▶ Problem to work on: Lines containing "years" are to be counted. Report the count alone.

▶ Information supplied:

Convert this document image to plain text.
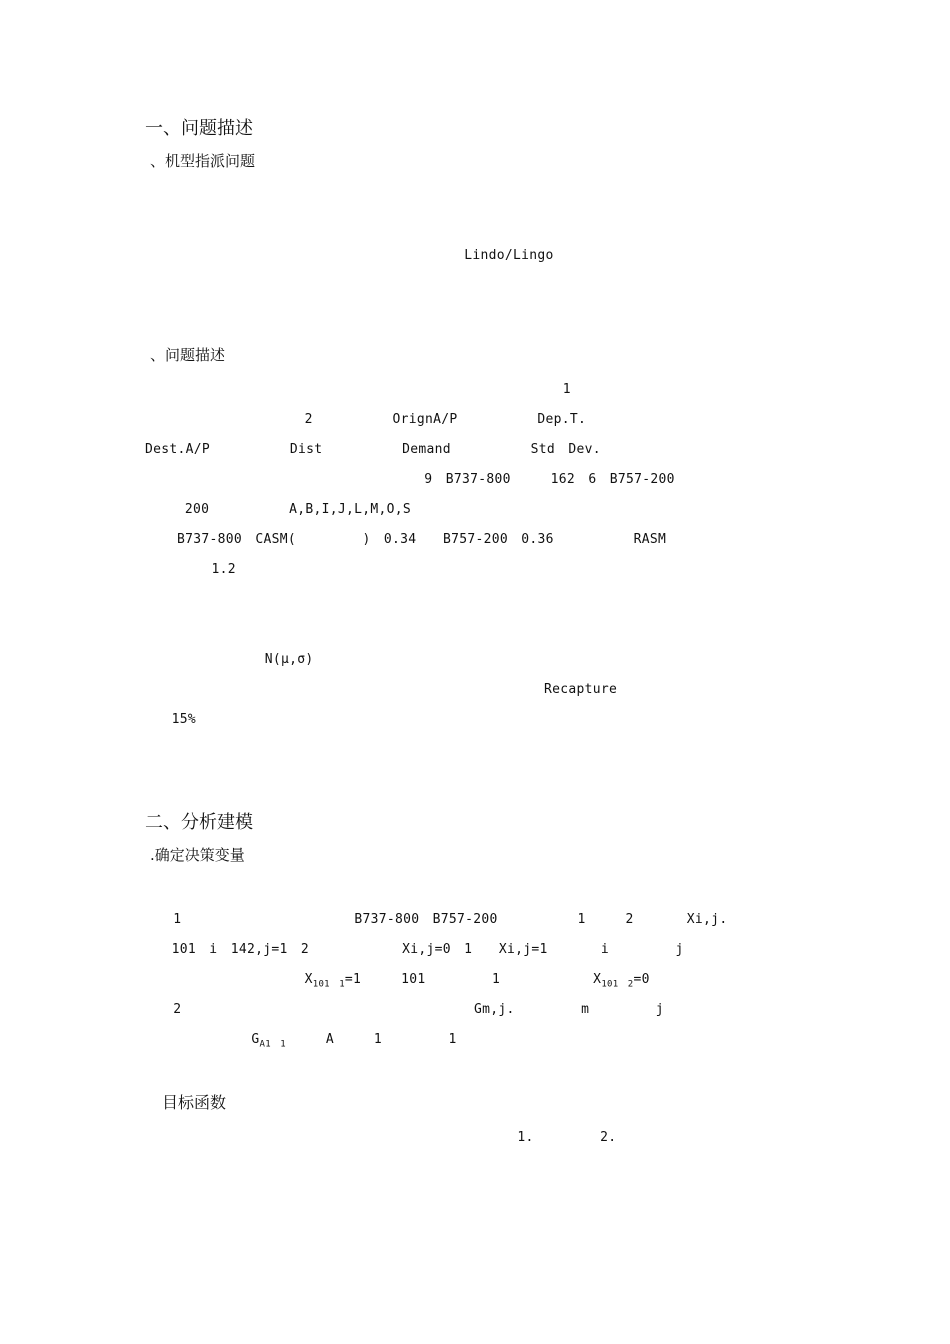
一、问题描述
、机型指派问题

　　　　　　　　　　　　　　　　　　　　　　　　Lindo/Lingo　　　

、问题描述
　　　　　　　　　　　　　　　　　　　　　　　　　　　　　1　　　　　
　　　　　　　　　　　　2　　　　　　OrignA/P　　　　　　Dep.T.　　　　　
Dest.A/P　　　　　　Dist　　　　　　Demand　　　　　　Std　Dev.　　
　　　　　　　　　　　　　　　　　　　　　9　B737-800　　　162　6　B757-200
　　　200　　　　　　A,B,I,J,L,M,O,S
B737-800　CASM(　　　　　)　0.34　　B757-200　0.36　　　　　　RASM
　　　　　1.2　　　　　　　　　　　　　　　　　　　　　　　　　　　

　　　　　　　　　N(μ,σ)　　　　　　　　　　　　　　　　　　　　
　　　　　　　　　　　　　　　　　　　　　　　　　　　　　　Recapture
　　15%　　　　　　　　　

二、分析建模
.确定决策变量

　1　　　　　　　　　　　　　B737-800　B757-200　　　　　　1　　　2　　　　Xi,j.
　　101　i　142,j=1　2　　　　　　　Xi,j=0　1　　Xi,j=1　　　　i　　　　　j
　　　　　　　　　　　　$X_{101 1}=1$　　　101　　　　　1　　　　　　　$X_{101 2}=0$
　2　　　　　　　　　　　　　　　　　　　　　　Gm,j.　　　　　m　　　　　j　　　
　　　　　　　　$G_{A1 1}$　　　A　　　1　　　　　1　　　　　
目标函数
　　　　　　　　　　　　　　　　　　　　　　　　　　　　1.　　　　　2.　
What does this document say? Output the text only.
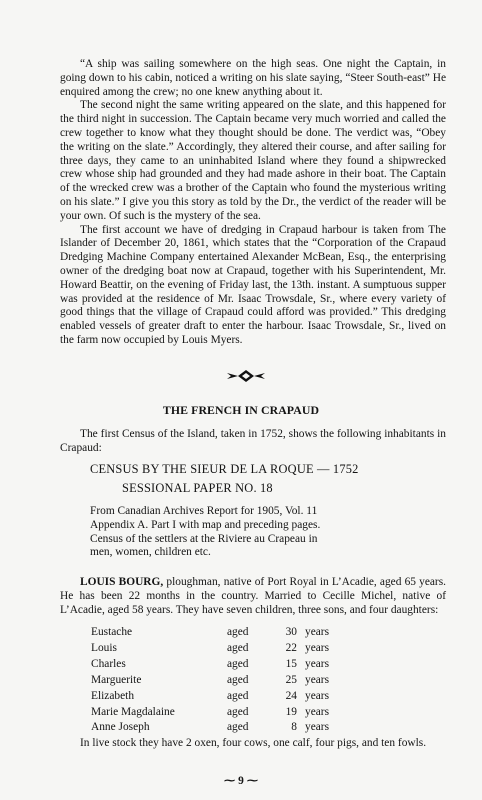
“A ship was sailing somewhere on the high seas. One night the Captain, in going down to his cabin, noticed a writing on his slate saying, “Steer South-east” He enquired among the crew; no one knew anything about it.

The second night the same writing appeared on the slate, and this happened for the third night in succession. The Captain became very much worried and called the crew together to know what they thought should be done. The verdict was, “Obey the writing on the slate.” Accordingly, they altered their course, and after sailing for three days, they came to an uninhabited Island where they found a shipwrecked crew whose ship had grounded and they had made ashore in their boat. The Captain of the wrecked crew was a brother of the Captain who found the mysterious writing on his slate.” I give you this story as told by the Dr., the verdict of the reader will be your own. Of such is the mystery of the sea.

The first account we have of dredging in Crapaud harbour is taken from The Islander of December 20, 1861, which states that the “Corporation of the Crapaud Dredging Machine Company entertained Alexander McBean, Esq., the enterprising owner of the dredging boat now at Crapaud, together with his Superintendent, Mr. Howard Beattir, on the evening of Friday last, the 13th. instant. A sumptuous supper was provided at the residence of Mr. Isaac Trowsdale, Sr., where every variety of good things that the village of Crapaud could afford was provided.” This dredging enabled vessels of greater draft to enter the harbour. Isaac Trowsdale, Sr., lived on the farm now occupied by Louis Myers.

THE FRENCH IN CRAPAUD

The first Census of the Island, taken in 1752, shows the following inhabitants in Crapaud:

CENSUS BY THE SIEUR DE LA ROQUE — 1752
SESSIONAL PAPER NO. 18
From Canadian Archives Report for 1905, Vol. 11
Appendix A. Part I with map and preceding pages.
Census of the settlers at the Riviere au Crapeau in
men, women, children etc.

LOUIS BOURG, ploughman, native of Port Royal in L’Acadie, aged 65 years. He has been 22 months in the country. Married to Cecille Michel, native of L’Acadie, aged 58 years. They have seven children, three sons, and four daughters:

Eustache	aged	30	years
Louis	aged	22	years
Charles	aged	15	years
Marguerite	aged	25	years
Elizabeth	aged	24	years
Marie Magdalaine	aged	19	years
Anne Joseph	aged	8	years

In live stock they have 2 oxen, four cows, one calf, four pigs, and ten fowls.

⁓ 9 ⁓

▶ Response: 8